═════ MATERIAL TO PROCESS ═════
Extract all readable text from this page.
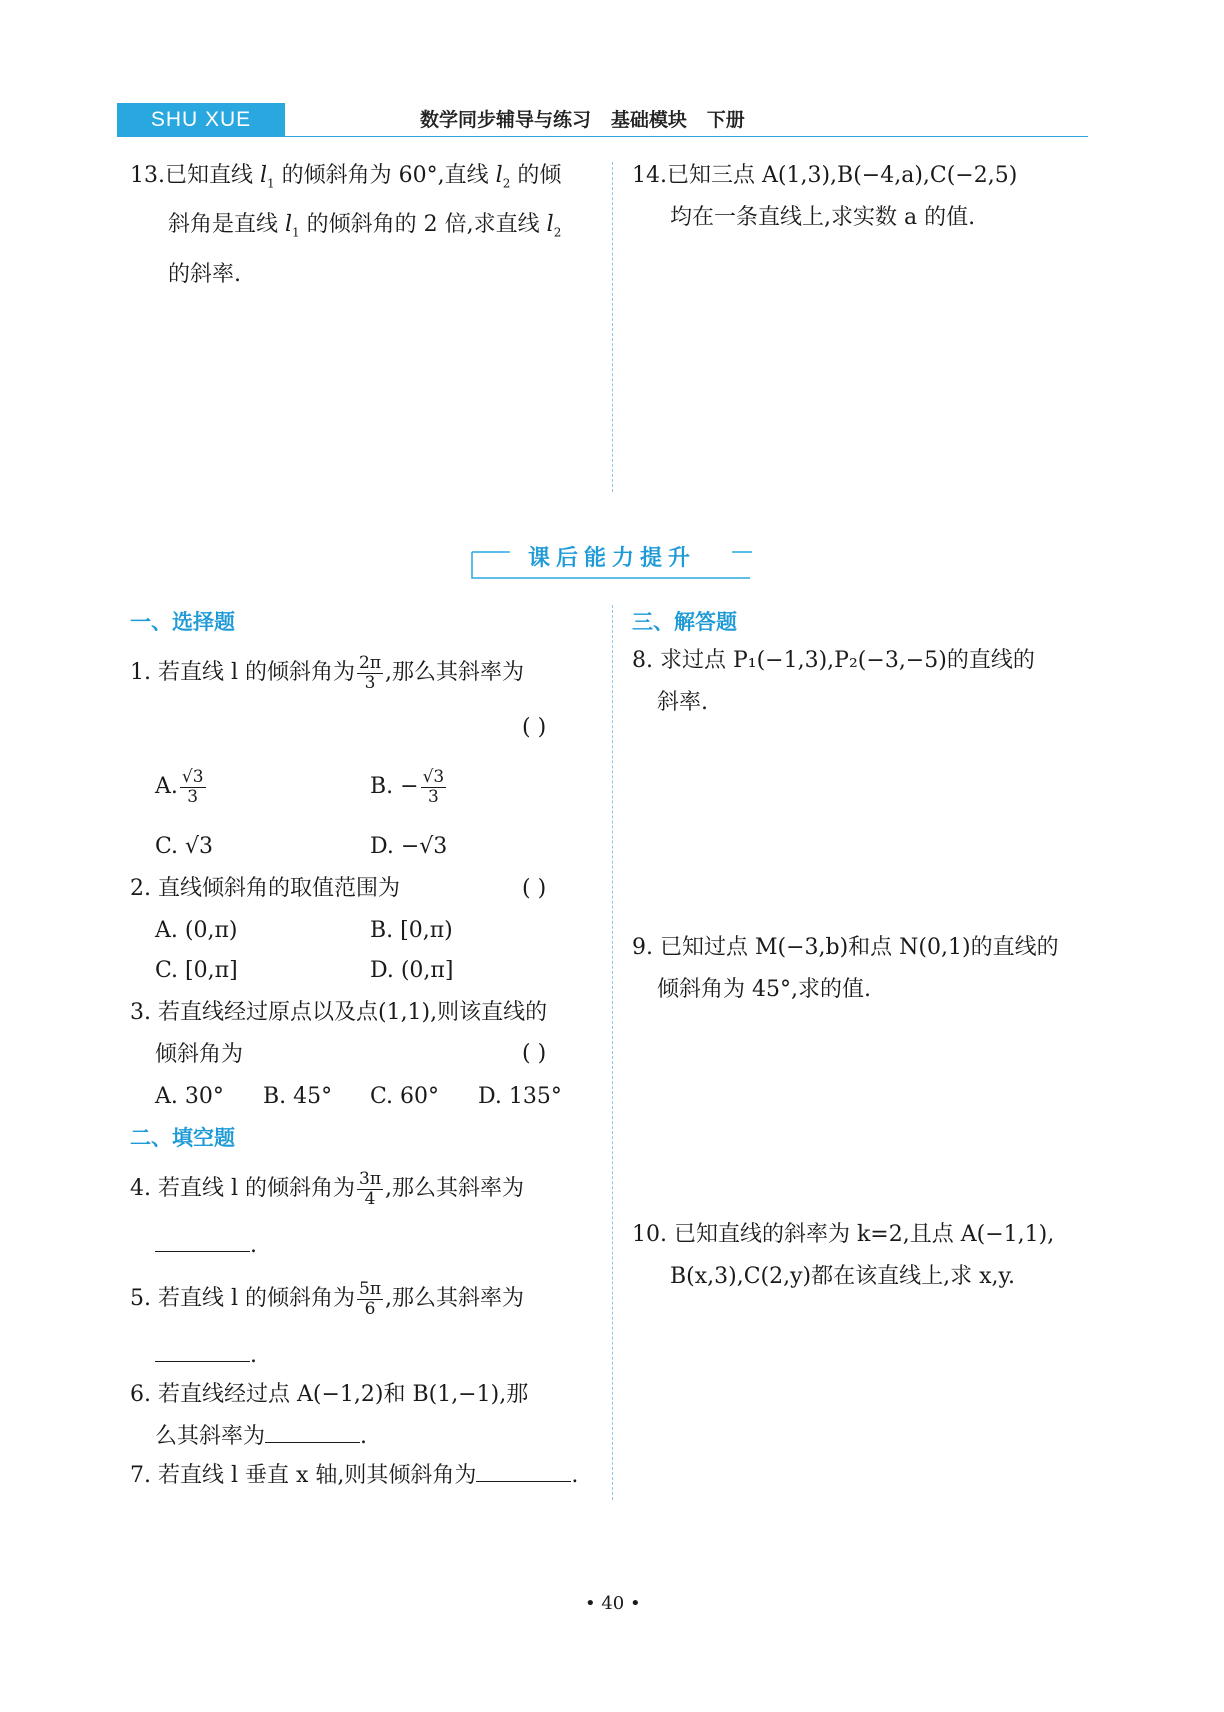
SHU XUE	数学同步辅导与练习   基础模块   下册
13.已知直线 $l_1$ 的倾斜角为 60°,直线 $l_2$ 的倾
斜角是直线 $l_1$ 的倾斜角的 2 倍,求直线 $l_2$
的斜率.
14.已知三点 A(1,3),B(−4,a),C(−2,5)
均在一条直线上,求实数 a 的值.
课后能力提升
一、选择题
1. 若直线 l 的倾斜角为 $\frac{2\pi}{3}$ ,那么其斜率为
( )
A. $\frac{√3}{3}$	B. − $\frac{√3}{3}$
C. √3	D. −√3
2. 直线倾斜角的取值范围为	( )
A. (0,π)	B. [0,π)
C. [0,π]	D. (0,π]
3. 若直线经过原点以及点(1,1),则该直线的
倾斜角为	( )
A. 30° B. 45° C. 60° D. 135°
二、填空题
4. 若直线 l 的倾斜角为 $\frac{3\pi}{4}$ ,那么其斜率为
.
5. 若直线 l 的倾斜角为 $\frac{5\pi}{6}$ ,那么其斜率为
.
6. 若直线经过点 A(−1,2)和 B(1,−1),那
么其斜率为	.
7. 若直线 l 垂直 x 轴,则其倾斜角为	.
三、解答题
8. 求过点 P₁(−1,3),P₂(−3,−5)的直线的
斜率.
9. 已知过点 M(−3,b)和点 N(0,1)的直线的
倾斜角为 45°,求的值.
10. 已知直线的斜率为 k=2,且点 A(−1,1),
B(x,3),C(2,y)都在该直线上,求 x,y.
• 40 •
═════
#### [OBJECTIVE]
Reproduce all of the data exactly, omitting each picture it holds.

#### [IN RESPONSE]
Extract all readable text from this page.
SHU XUE	数学同步辅导与练习   基础模块   下册
13.已知直线 $l_1$ 的倾斜角为 60°,直线 $l_2$ 的倾
斜角是直线 $l_1$ 的倾斜角的 2 倍,求直线 $l_2$
的斜率.
14.已知三点 A(1,3),B(−4,a),C(−2,5)
均在一条直线上,求实数 a 的值.
课后能力提升
一、选择题
1. 若直线 l 的倾斜角为 $\frac{2\pi}{3}$ ,那么其斜率为
( )
A. $\frac{√3}{3}$	B. − $\frac{√3}{3}$
C. √3	D. −√3
2. 直线倾斜角的取值范围为	( )
A. (0,π)	B. [0,π)
C. [0,π]	D. (0,π]
3. 若直线经过原点以及点(1,1),则该直线的
倾斜角为	( )
A. 30° B. 45° C. 60° D. 135°
二、填空题
4. 若直线 l 的倾斜角为 $\frac{3\pi}{4}$ ,那么其斜率为
.
5. 若直线 l 的倾斜角为 $\frac{5\pi}{6}$ ,那么其斜率为
.
6. 若直线经过点 A(−1,2)和 B(1,−1),那
么其斜率为	.
7. 若直线 l 垂直 x 轴,则其倾斜角为	.
三、解答题
8. 求过点 P₁(−1,3),P₂(−3,−5)的直线的
斜率.
9. 已知过点 M(−3,b)和点 N(0,1)的直线的
倾斜角为 45°,求的值.
10. 已知直线的斜率为 k=2,且点 A(−1,1),
B(x,3),C(2,y)都在该直线上,求 x,y.
• 40 •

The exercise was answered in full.